→ **Sayfa alıntısı**:
■ ■ ■ ■ ■ ■ ■
Son haftalarda Somaliland, batı medyasından benzeri görülmemiş bir ilgi gördü. İsrailli ve ABD'li yetkililer Gazze'nin nüfusunu zorla yeniden yerleştirmek üzere bir hedef bulmak için çabalarken, küresel olarak tanınmayan ayrılıkçı bölge giderek daha fazla potansiyel bir çözüm olarak ortaya çıkıyor.
Çok sayıda ana akım rapor, Tel Aviv ve Washington'un Hargeisa'ya sessiz tekliflerde bulunduğunu öne sürüyor. 14 Mart'ta Financial Times şunları yazdı:
"Washington'un Somaliland cumhurbaşkanlığı ile ilk temasları hakkında bilgi veren bir ABD'li yetkili, Kızıldeniz kıyısındaki Berbera limanı yakınlarında bir askeri üs kurulması karşılığında fiili devleti tanımak için olası bir anlaşma hakkında tartışmaların başladığını söyledi."
Somaliland Cumhurbaşkanı Abdurrahman Muhammed Abdullahi, uluslararası tanınırlığı merkezi dış politika hedefi haline getirdi. Bölge 1991'de bağımsızlığını ilan ettiğinden beri, hiçbir ülke onu egemen bir devlet olarak tanımadı. Ancak geçen yılın sonlarında, Beyaz Saray'a girmeden önce ABD Başkanı Donald Trump, Somaliland'ı resmen tanıma niyetinde olduğuna dair sürpriz bir açıklama yaptı ve bu, Washington'u bunu yapan ilk yabancı başkent yapacaktı.
Uluslararası olarak tecrit edilmiş devletçik için, Doğu Afrika devletçiğini Somali'nin yaygın istikrarsızlığından koruyacak kalıcı bir ABD askeri müdahalesi olasılığı, özellikle de büyük bir küresel güç tarafından devlet olmanın resmi olarak tanınmasına bağlı olacağı için, kuşkusuz son derece çekicidir.
Yeni bir 'Nekbe' arayışı
Washington'ın bakış açısına göre, anlaşma, Trump'ın hayalini kurduğu "Gazze-Lago"ya yer açmak için tahliye edilen yerinden edilmiş Filistinliler için uygun bir çöplükten çok daha fazlasını sağlayacaktır. Somaliland'ın Kızıldeniz'deki stratejik konumu, onu Yemen'e karşı operasyonlar için ideal bir hazırlık noktası haline getiriyor.
Böyle bir hamle, Amerikan ve Fransız kuvvetlerinin kıtanın dört bir yanındaki ülkelerden baş döndürücü bir hızla çıkarıldığı bir dönemde, ABD'ye Afrika Boynuzu'nda kritik yeni bir dayanak sağlayacaktır.
■ ■ ■ ■ ■ ■ ■
→ **Sağlanan bilgiler**:
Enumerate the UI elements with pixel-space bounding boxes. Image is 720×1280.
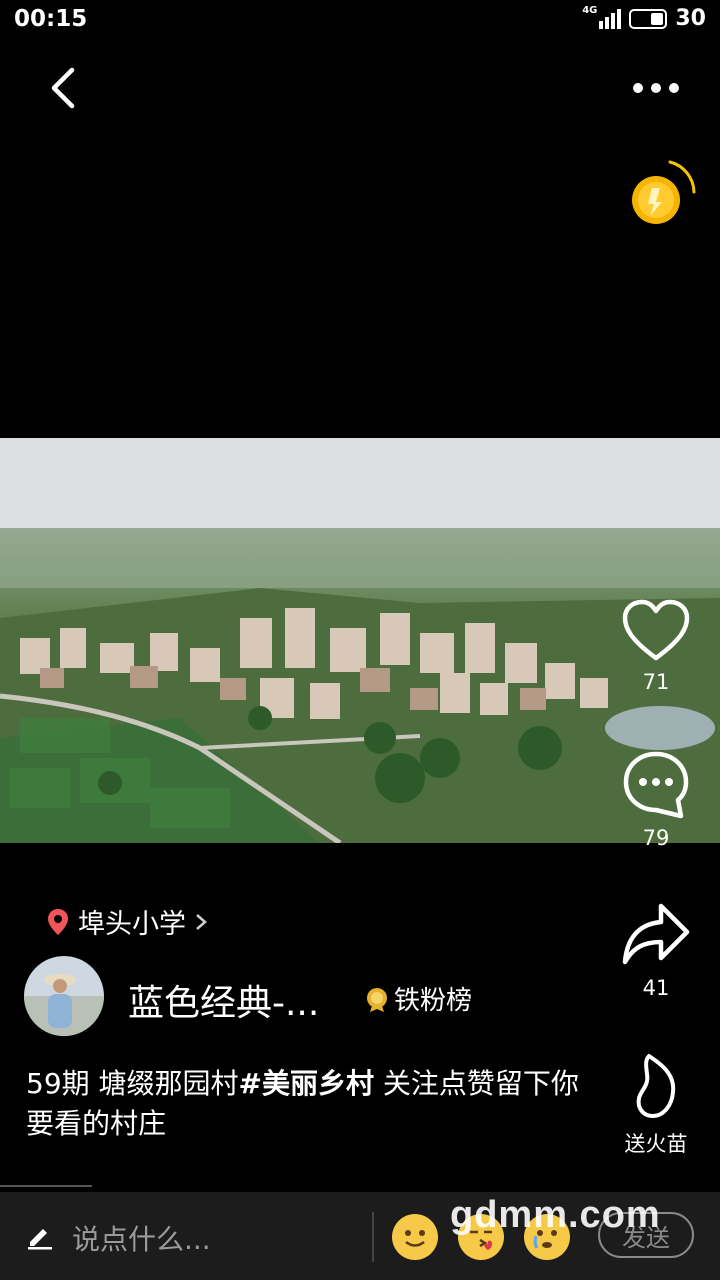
fan-rank-label: 铁粉榜 [394, 986, 473, 1016]
comment-input[interactable]: 说点什么... [72, 1218, 211, 1258]
location-pin-icon [48, 908, 68, 935]
medal-icon [367, 987, 387, 1012]
share-count: 41 [642, 976, 670, 1000]
back-button[interactable] [40, 64, 88, 112]
fire-label: 送火苗 [624, 1132, 688, 1156]
status-indicators: 4G 30 [582, 5, 706, 31]
fan-rank-badge[interactable]: 铁粉榜 [364, 980, 472, 1017]
author-name[interactable]: 蓝色经典-... [128, 974, 319, 1026]
flame-icon[interactable] [631, 1052, 681, 1122]
video-caption: 59期 塘缀那园村#美丽乡村 关注点赞留下你要看的村庄 [26, 1064, 586, 1144]
battery-icon [629, 8, 668, 29]
heart-icon[interactable] [621, 598, 691, 664]
battery-level: 30 [675, 6, 706, 31]
avatar-image [24, 956, 104, 1036]
like-action[interactable]: 71 [611, 598, 701, 694]
comment-icon[interactable] [621, 750, 691, 820]
send-fire-action[interactable]: 送火苗 [611, 1052, 701, 1158]
status-time: 00:15 [14, 6, 88, 32]
hashtag-link[interactable]: #美丽乡村 [239, 1067, 374, 1100]
comment-count: 79 [642, 826, 670, 850]
input-separator [372, 1212, 374, 1262]
watermark-text: gdmm.com [450, 1194, 661, 1236]
progress-divider [0, 1185, 92, 1187]
comment-action[interactable]: 79 [611, 750, 701, 850]
coin-reward-icon[interactable] [626, 158, 698, 230]
network-type: 4G [582, 5, 598, 16]
caption-text: 59期 塘缀那园村 [26, 1067, 239, 1100]
share-action[interactable]: 41 [611, 900, 701, 1000]
location-tag[interactable]: 埠头小学 [46, 902, 208, 941]
author-avatar[interactable] [24, 956, 104, 1036]
pen-icon [28, 1229, 52, 1250]
smile-emoji-icon[interactable] [392, 1214, 438, 1260]
signal-icon [599, 8, 622, 29]
like-count: 71 [642, 670, 670, 694]
more-options-button[interactable] [624, 70, 688, 106]
chevron-right-icon [196, 913, 207, 930]
location-name: 埠头小学 [78, 909, 186, 940]
share-icon[interactable] [621, 900, 691, 970]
■ ■ ■ ■ ■ ■ ■
→ **Yapılacak işler**:
1 – Somaliland hakkındaki metne göre bölge bağımsızlığını hangi yılda ilan etti?
2 – Somaliland hakkındaki metni son cümlesinden sonra devam ettirin.

→ **Alıştırma cevapları**:
1 – Somaliland bağımsızlığını 1991'de ilan etti.

2 –
Aynı zamanda Çin ve Rusya'nın Kuzey Afrika'daki genişleyen varlığına karşı bir denge unsuru olarak da hizmet edebilir. Pekin, ilk denizaşırı askeri üssünü 2017'de komşu Cibuti'de kurdu ve o zamandan beri bölgedeki batı politikalarının agresif bir eleştirmeni olarak ortaya çıktı ve aynı zamanda limanlarında İran donanma gemilerini ağırladı.
Somaliland'ı tanımanın stratejik faydası, Washington'un dış politika mimarları tarafından kaybolmuş değil. Trump'ın ikinci dönemi için bir yol haritası olarak tasarlanan, Heritage Foundation tarafından hazırlanan, genişleyen, sağcı bir politika planı olan Project 2025, Afrika'daki "kötü niyetli Çin faaliyetlerine [karşı koymayı]" açıkça savunuyor. Özellikle, "Somaliland devletinin ABD'nin Cibuti'deki kötüleşen konumuna karşı bir önlem olarak tanınmasını" tavsiye etti.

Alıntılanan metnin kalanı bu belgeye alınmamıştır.